- Exercise task
With the images removed, repeat the data below exactly.
== Raw records
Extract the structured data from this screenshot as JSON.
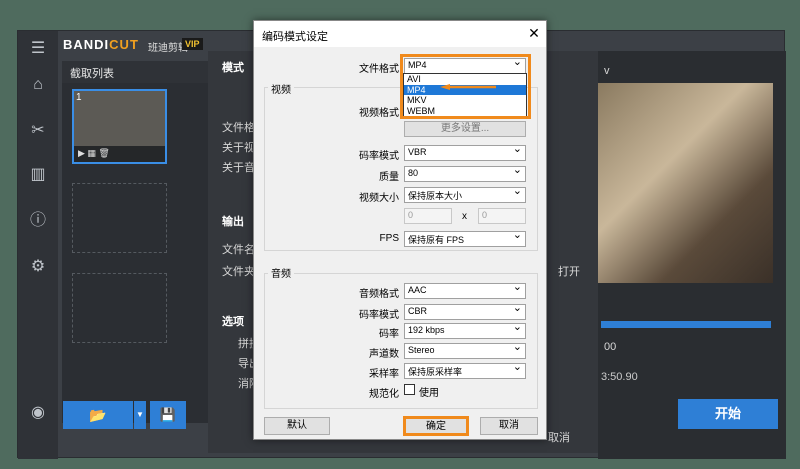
{
  "app": {
    "logo_main": "BANDI",
    "logo_cut": "CUT",
    "logo_sub": "班迪剪辑",
    "vip": "VIP"
  },
  "clip_list": {
    "header": "截取列表",
    "clip_number": "1",
    "thumb_controls": "▶ ▦ 🗑"
  },
  "main_panel": {
    "mode_label": "模式",
    "file_format_label": "文件格式",
    "about_video_label": "关于视频",
    "about_audio_label": "关于音频",
    "output_title": "输出",
    "filename_label": "文件名",
    "folder_label": "文件夹",
    "open_label": "打开",
    "options_title": "选项",
    "opt1": "拼接",
    "opt2": "导出",
    "opt3": "消除",
    "cancel_label": "取消"
  },
  "preview": {
    "name_fragment": "v",
    "timecode": "3:50.90",
    "time_fragment": "00",
    "start_button": "开始"
  },
  "dialog": {
    "title": "编码模式设定",
    "close": "✕",
    "file_format_label": "文件格式",
    "file_format_value": "MP4",
    "file_format_options": [
      "AVI",
      "MP4",
      "MKV",
      "WEBM"
    ],
    "selected_option_index": 1,
    "video_group": "视频",
    "video_format_label": "视频格式",
    "more_settings": "更多设置...",
    "bitrate_mode_label": "码率模式",
    "bitrate_mode_value": "VBR",
    "quality_label": "质量",
    "quality_value": "80",
    "video_size_label": "视频大小",
    "video_size_value": "保持原本大小",
    "width_value": "0",
    "size_sep": "x",
    "height_value": "0",
    "fps_label": "FPS",
    "fps_value": "保持原有 FPS",
    "audio_group": "音频",
    "audio_format_label": "音频格式",
    "audio_format_value": "AAC",
    "audio_bitrate_mode_label": "码率模式",
    "audio_bitrate_mode_value": "CBR",
    "audio_bitrate_label": "码率",
    "audio_bitrate_value": "192 kbps",
    "channels_label": "声道数",
    "channels_value": "Stereo",
    "samplerate_label": "采样率",
    "samplerate_value": "保持原采样率",
    "normalize_label": "规范化",
    "normalize_checkbox_label": "使用",
    "default_button": "默认",
    "ok_button": "确定",
    "cancel_button": "取消"
  },
  "colors": {
    "accent": "#2e7fd6",
    "highlight": "#f08a1c"
  }
}
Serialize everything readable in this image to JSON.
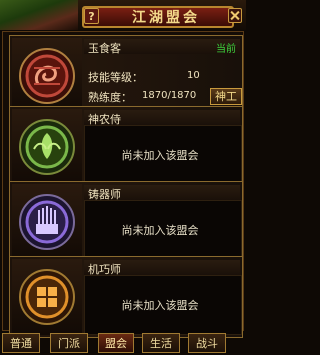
{
  "window": {
    "title": "江湖盟会",
    "help_label": "?"
  },
  "cards": [
    {
      "name": "玉食客",
      "current_tag": "当前",
      "skill_level_label": "技能等级：",
      "skill_level_value": "10",
      "proficiency_label": "熟练度：",
      "proficiency_value": "1870/1870",
      "action_label": "神工",
      "emblem": "dragon-emblem",
      "accent": "#c0483a"
    },
    {
      "name": "神农侍",
      "status": "尚未加入该盟会",
      "emblem": "leaf-emblem",
      "accent": "#7ab84a"
    },
    {
      "name": "铸器师",
      "status": "尚未加入该盟会",
      "emblem": "forge-emblem",
      "accent": "#8a6ad8"
    },
    {
      "name": "机巧师",
      "status": "尚未加入该盟会",
      "emblem": "gear-emblem",
      "accent": "#e0902a"
    }
  ],
  "tabs": [
    "普通",
    "门派",
    "盟会",
    "生活",
    "战斗"
  ],
  "active_tab": "盟会"
}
====
- Finished task
Extract the structured data from this screenshot as JSON.
{
  "app": {
    "logo_main": "BANDI",
    "logo_cut": "CUT",
    "logo_sub": "班迪剪辑",
    "vip": "VIP"
  },
  "clip_list": {
    "header": "截取列表",
    "clip_number": "1",
    "thumb_controls": "▶ ▦ 🗑"
  },
  "main_panel": {
    "mode_label": "模式",
    "file_format_label": "文件格式",
    "about_video_label": "关于视频",
    "about_audio_label": "关于音频",
    "output_title": "输出",
    "filename_label": "文件名",
    "folder_label": "文件夹",
    "open_label": "打开",
    "options_title": "选项",
    "opt1": "拼接",
    "opt2": "导出",
    "opt3": "消除",
    "cancel_label": "取消"
  },
  "preview": {
    "name_fragment": "v",
    "timecode": "3:50.90",
    "time_fragment": "00",
    "start_button": "开始"
  },
  "dialog": {
    "title": "编码模式设定",
    "close": "✕",
    "file_format_label": "文件格式",
    "file_format_value": "MP4",
    "file_format_options": [
      "AVI",
      "MP4",
      "MKV",
      "WEBM"
    ],
    "selected_option_index": 1,
    "video_group": "视频",
    "video_format_label": "视频格式",
    "more_settings": "更多设置...",
    "bitrate_mode_label": "码率模式",
    "bitrate_mode_value": "VBR",
    "quality_label": "质量",
    "quality_value": "80",
    "video_size_label": "视频大小",
    "video_size_value": "保持原本大小",
    "width_value": "0",
    "size_sep": "x",
    "height_value": "0",
    "fps_label": "FPS",
    "fps_value": "保持原有 FPS",
    "audio_group": "音频",
    "audio_format_label": "音频格式",
    "audio_format_value": "AAC",
    "audio_bitrate_mode_label": "码率模式",
    "audio_bitrate_mode_value": "CBR",
    "audio_bitrate_label": "码率",
    "audio_bitrate_value": "192 kbps",
    "channels_label": "声道数",
    "channels_value": "Stereo",
    "samplerate_label": "采样率",
    "samplerate_value": "保持原采样率",
    "normalize_label": "规范化",
    "normalize_checkbox_label": "使用",
    "default_button": "默认",
    "ok_button": "确定",
    "cancel_button": "取消"
  },
  "colors": {
    "accent": "#2e7fd6",
    "highlight": "#f08a1c"
  }
}
Serialize everything readable in this image to JSON.
{
  "window": {
    "title": "江湖盟会",
    "help_label": "?"
  },
  "cards": [
    {
      "name": "玉食客",
      "current_tag": "当前",
      "skill_level_label": "技能等级：",
      "skill_level_value": "10",
      "proficiency_label": "熟练度：",
      "proficiency_value": "1870/1870",
      "action_label": "神工",
      "emblem": "dragon-emblem",
      "accent": "#c0483a"
    },
    {
      "name": "神农侍",
      "status": "尚未加入该盟会",
      "emblem": "leaf-emblem",
      "accent": "#7ab84a"
    },
    {
      "name": "铸器师",
      "status": "尚未加入该盟会",
      "emblem": "forge-emblem",
      "accent": "#8a6ad8"
    },
    {
      "name": "机巧师",
      "status": "尚未加入该盟会",
      "emblem": "gear-emblem",
      "accent": "#e0902a"
    }
  ],
  "tabs": [
    "普通",
    "门派",
    "盟会",
    "生活",
    "战斗"
  ],
  "active_tab": "盟会"
}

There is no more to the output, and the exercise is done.